● **Dataset entries**
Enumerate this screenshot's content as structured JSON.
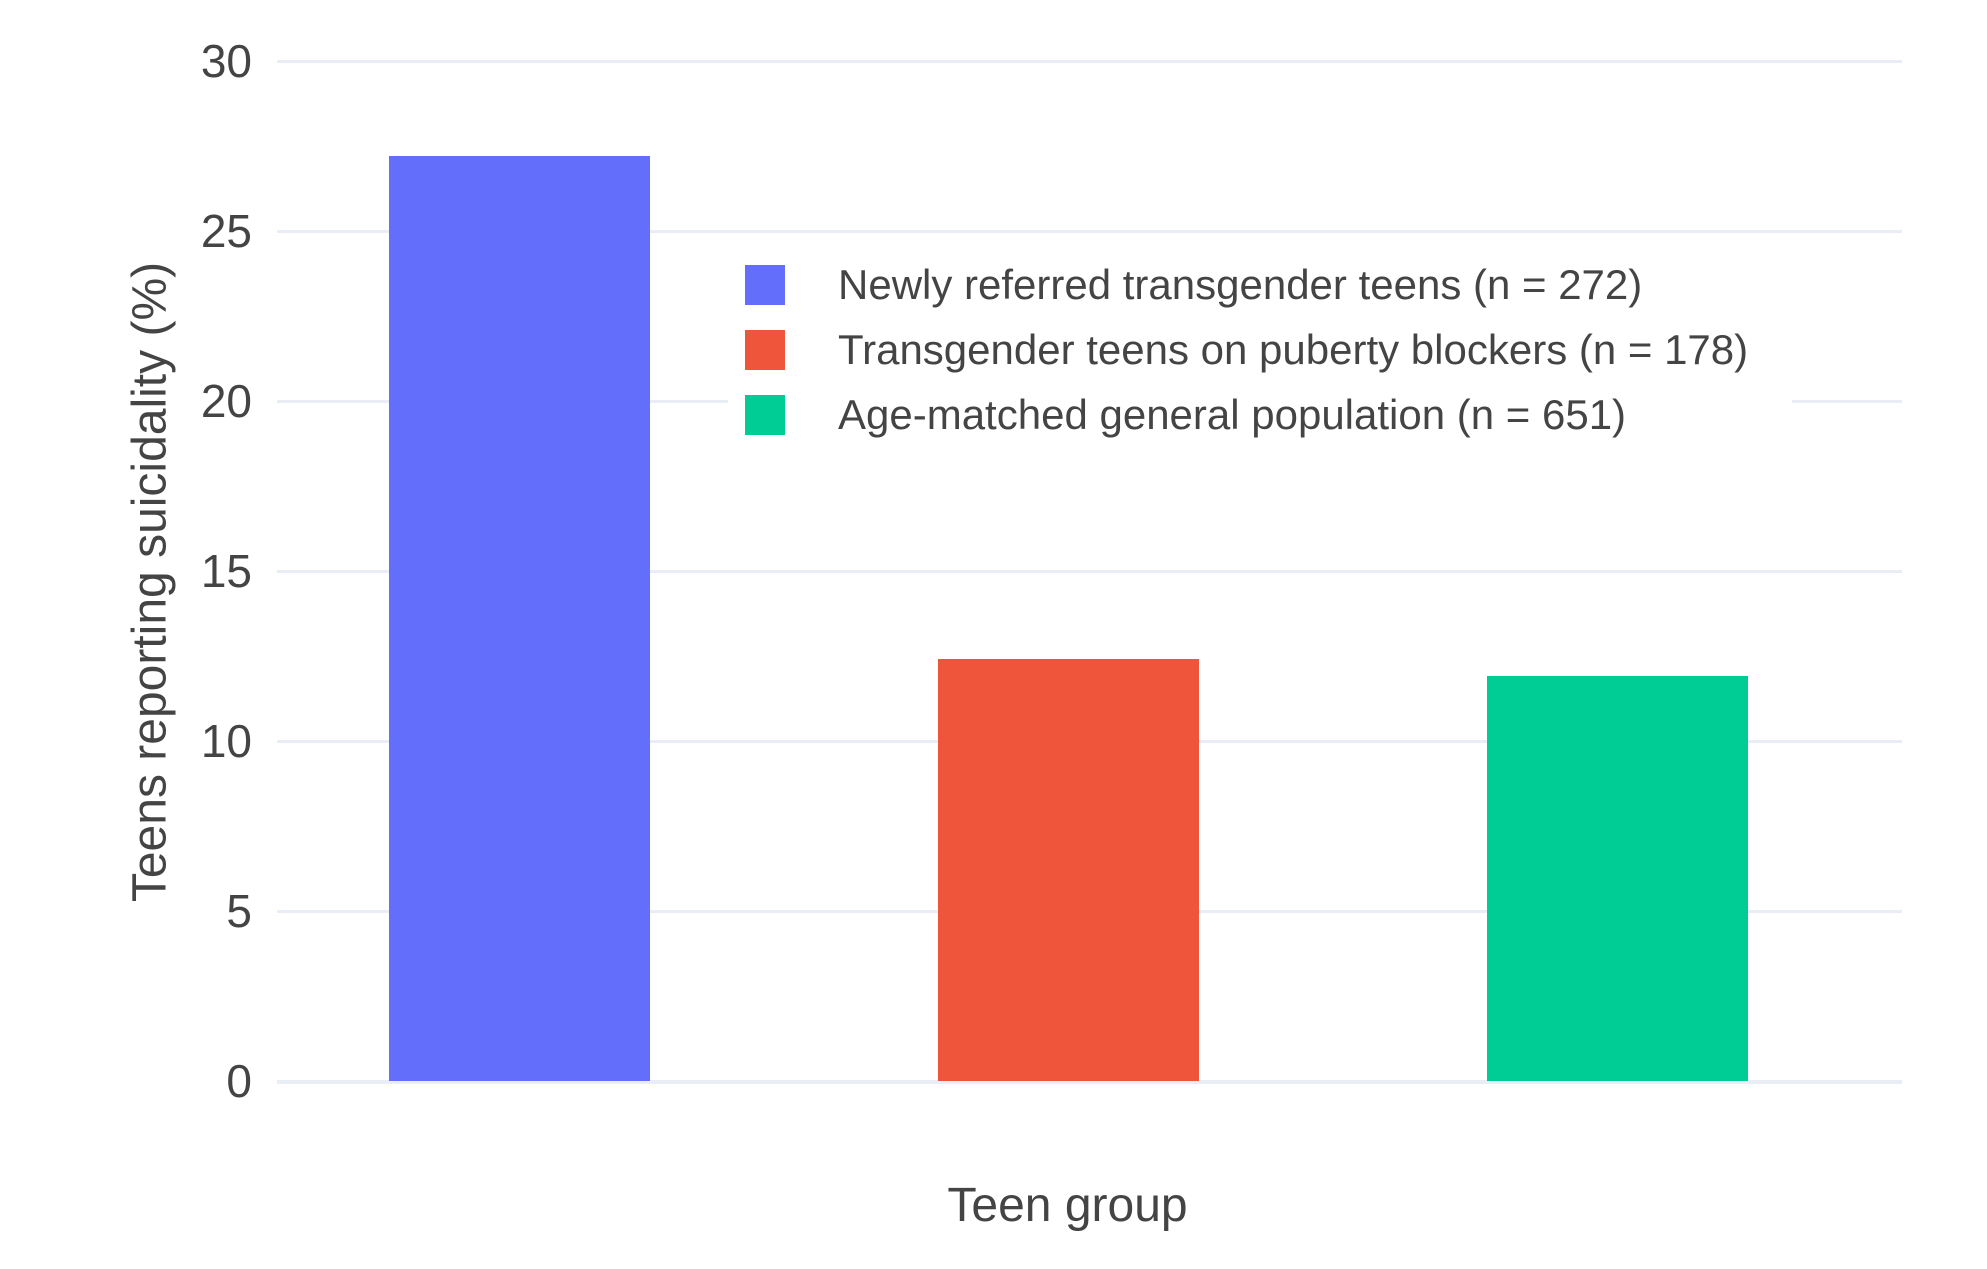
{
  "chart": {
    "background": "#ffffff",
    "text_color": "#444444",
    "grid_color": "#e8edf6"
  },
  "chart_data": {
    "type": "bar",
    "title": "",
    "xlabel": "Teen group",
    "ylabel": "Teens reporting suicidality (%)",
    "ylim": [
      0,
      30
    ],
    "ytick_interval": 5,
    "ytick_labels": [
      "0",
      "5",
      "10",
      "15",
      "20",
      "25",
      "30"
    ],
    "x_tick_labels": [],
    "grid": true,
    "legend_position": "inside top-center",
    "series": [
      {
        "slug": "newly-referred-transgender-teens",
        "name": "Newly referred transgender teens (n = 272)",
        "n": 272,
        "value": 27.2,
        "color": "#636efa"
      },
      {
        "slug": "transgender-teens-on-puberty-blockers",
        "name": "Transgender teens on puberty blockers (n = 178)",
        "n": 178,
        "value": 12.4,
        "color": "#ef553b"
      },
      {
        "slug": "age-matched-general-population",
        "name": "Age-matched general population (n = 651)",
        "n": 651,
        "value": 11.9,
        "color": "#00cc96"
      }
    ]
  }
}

● **Instruction**
Copy each line that holds the word "blockers".

● **Correct result**
        "slug": "transgender-teens-on-puberty-blockers",
        "name": "Transgender teens on puberty blockers (n = 178)",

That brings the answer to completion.